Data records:
# # #

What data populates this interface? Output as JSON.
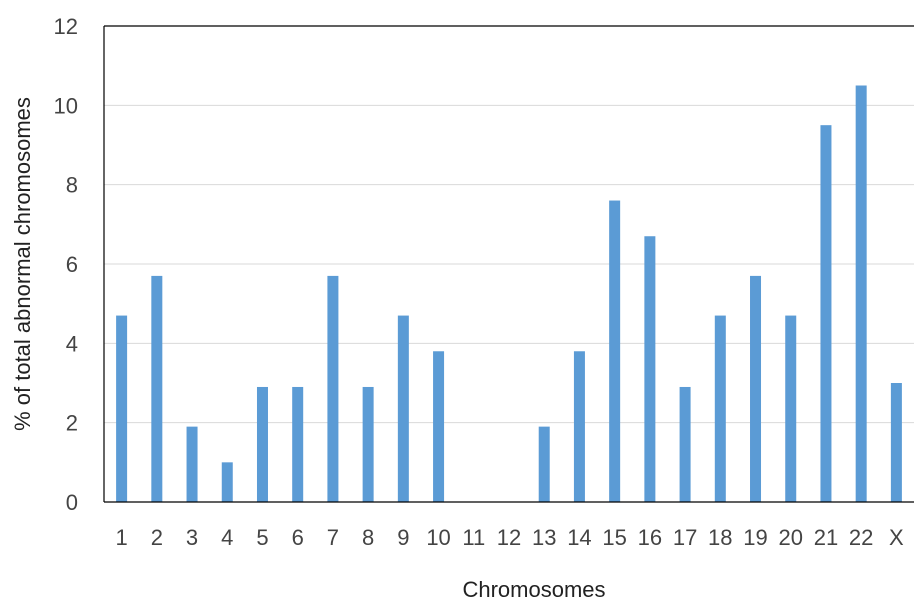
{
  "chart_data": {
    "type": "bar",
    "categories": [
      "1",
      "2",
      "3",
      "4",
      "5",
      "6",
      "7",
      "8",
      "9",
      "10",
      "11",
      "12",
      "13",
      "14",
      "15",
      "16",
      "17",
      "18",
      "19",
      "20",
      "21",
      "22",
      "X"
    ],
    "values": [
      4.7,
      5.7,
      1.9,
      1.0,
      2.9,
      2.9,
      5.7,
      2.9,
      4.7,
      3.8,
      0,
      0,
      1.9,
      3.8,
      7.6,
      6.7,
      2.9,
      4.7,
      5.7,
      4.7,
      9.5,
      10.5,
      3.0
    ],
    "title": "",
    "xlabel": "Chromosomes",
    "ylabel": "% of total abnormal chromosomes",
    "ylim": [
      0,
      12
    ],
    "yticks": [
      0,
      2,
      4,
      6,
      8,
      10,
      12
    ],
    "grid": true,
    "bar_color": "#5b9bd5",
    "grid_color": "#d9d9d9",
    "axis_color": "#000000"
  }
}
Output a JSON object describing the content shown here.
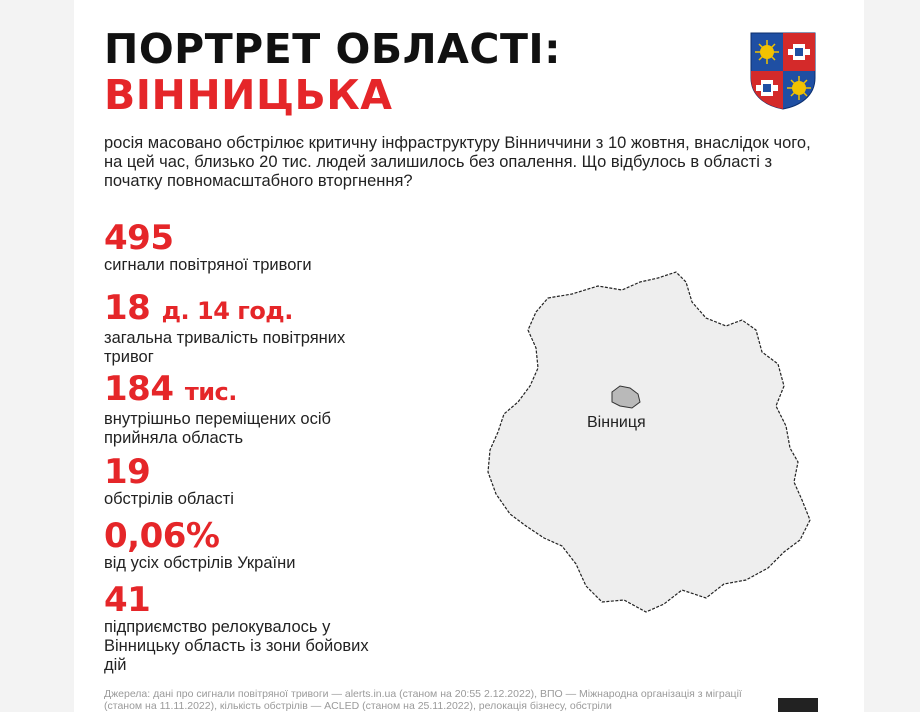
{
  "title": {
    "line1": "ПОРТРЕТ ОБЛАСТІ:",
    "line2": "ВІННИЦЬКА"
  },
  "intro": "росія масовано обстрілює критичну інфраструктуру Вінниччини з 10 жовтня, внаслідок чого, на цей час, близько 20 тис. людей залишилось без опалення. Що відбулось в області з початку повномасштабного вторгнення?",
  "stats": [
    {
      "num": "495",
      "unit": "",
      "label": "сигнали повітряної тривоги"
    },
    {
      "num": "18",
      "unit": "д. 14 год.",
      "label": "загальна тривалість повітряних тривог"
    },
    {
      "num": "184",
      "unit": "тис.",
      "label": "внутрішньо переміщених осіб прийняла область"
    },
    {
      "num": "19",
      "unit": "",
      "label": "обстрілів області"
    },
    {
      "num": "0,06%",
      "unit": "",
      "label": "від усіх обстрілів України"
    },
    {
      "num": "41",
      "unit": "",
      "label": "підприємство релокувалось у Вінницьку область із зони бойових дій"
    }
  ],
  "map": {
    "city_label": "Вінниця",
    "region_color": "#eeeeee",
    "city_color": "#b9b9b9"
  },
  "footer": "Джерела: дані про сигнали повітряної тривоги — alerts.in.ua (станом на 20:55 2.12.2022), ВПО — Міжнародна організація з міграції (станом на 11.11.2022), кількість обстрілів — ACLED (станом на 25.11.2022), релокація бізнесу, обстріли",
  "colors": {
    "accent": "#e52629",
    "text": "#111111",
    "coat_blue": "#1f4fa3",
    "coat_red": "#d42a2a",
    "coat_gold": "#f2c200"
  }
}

# # #

- _Set task_: Leaving the pictures aside, transcribe the entire listing exactly.

- _Answer in full_:
What data populates this interface? Output as JSON.
{
  "chart_data": {
    "type": "bar",
    "categories": [
      "1",
      "2",
      "3",
      "4",
      "5",
      "6",
      "7",
      "8",
      "9",
      "10",
      "11",
      "12",
      "13",
      "14",
      "15",
      "16",
      "17",
      "18",
      "19",
      "20",
      "21",
      "22",
      "X"
    ],
    "values": [
      4.7,
      5.7,
      1.9,
      1.0,
      2.9,
      2.9,
      5.7,
      2.9,
      4.7,
      3.8,
      0,
      0,
      1.9,
      3.8,
      7.6,
      6.7,
      2.9,
      4.7,
      5.7,
      4.7,
      9.5,
      10.5,
      3.0
    ],
    "title": "",
    "xlabel": "Chromosomes",
    "ylabel": "% of total abnormal chromosomes",
    "ylim": [
      0,
      12
    ],
    "yticks": [
      0,
      2,
      4,
      6,
      8,
      10,
      12
    ],
    "grid": true,
    "bar_color": "#5b9bd5",
    "grid_color": "#d9d9d9",
    "axis_color": "#000000"
  }
}
Output a JSON object describing the content shown here.
{
  "title": {
    "line1": "ПОРТРЕТ ОБЛАСТІ:",
    "line2": "ВІННИЦЬКА"
  },
  "intro": "росія масовано обстрілює критичну інфраструктуру Вінниччини з 10 жовтня, внаслідок чого, на цей час, близько 20 тис. людей залишилось без опалення. Що відбулось в області з початку повномасштабного вторгнення?",
  "stats": [
    {
      "num": "495",
      "unit": "",
      "label": "сигнали повітряної тривоги"
    },
    {
      "num": "18",
      "unit": "д. 14 год.",
      "label": "загальна тривалість повітряних тривог"
    },
    {
      "num": "184",
      "unit": "тис.",
      "label": "внутрішньо переміщених осіб прийняла область"
    },
    {
      "num": "19",
      "unit": "",
      "label": "обстрілів області"
    },
    {
      "num": "0,06%",
      "unit": "",
      "label": "від усіх обстрілів України"
    },
    {
      "num": "41",
      "unit": "",
      "label": "підприємство релокувалось у Вінницьку область із зони бойових дій"
    }
  ],
  "map": {
    "city_label": "Вінниця",
    "region_color": "#eeeeee",
    "city_color": "#b9b9b9"
  },
  "footer": "Джерела: дані про сигнали повітряної тривоги — alerts.in.ua (станом на 20:55 2.12.2022), ВПО — Міжнародна організація з міграції (станом на 11.11.2022), кількість обстрілів — ACLED (станом на 25.11.2022), релокація бізнесу, обстріли",
  "colors": {
    "accent": "#e52629",
    "text": "#111111",
    "coat_blue": "#1f4fa3",
    "coat_red": "#d42a2a",
    "coat_gold": "#f2c200"
  }
}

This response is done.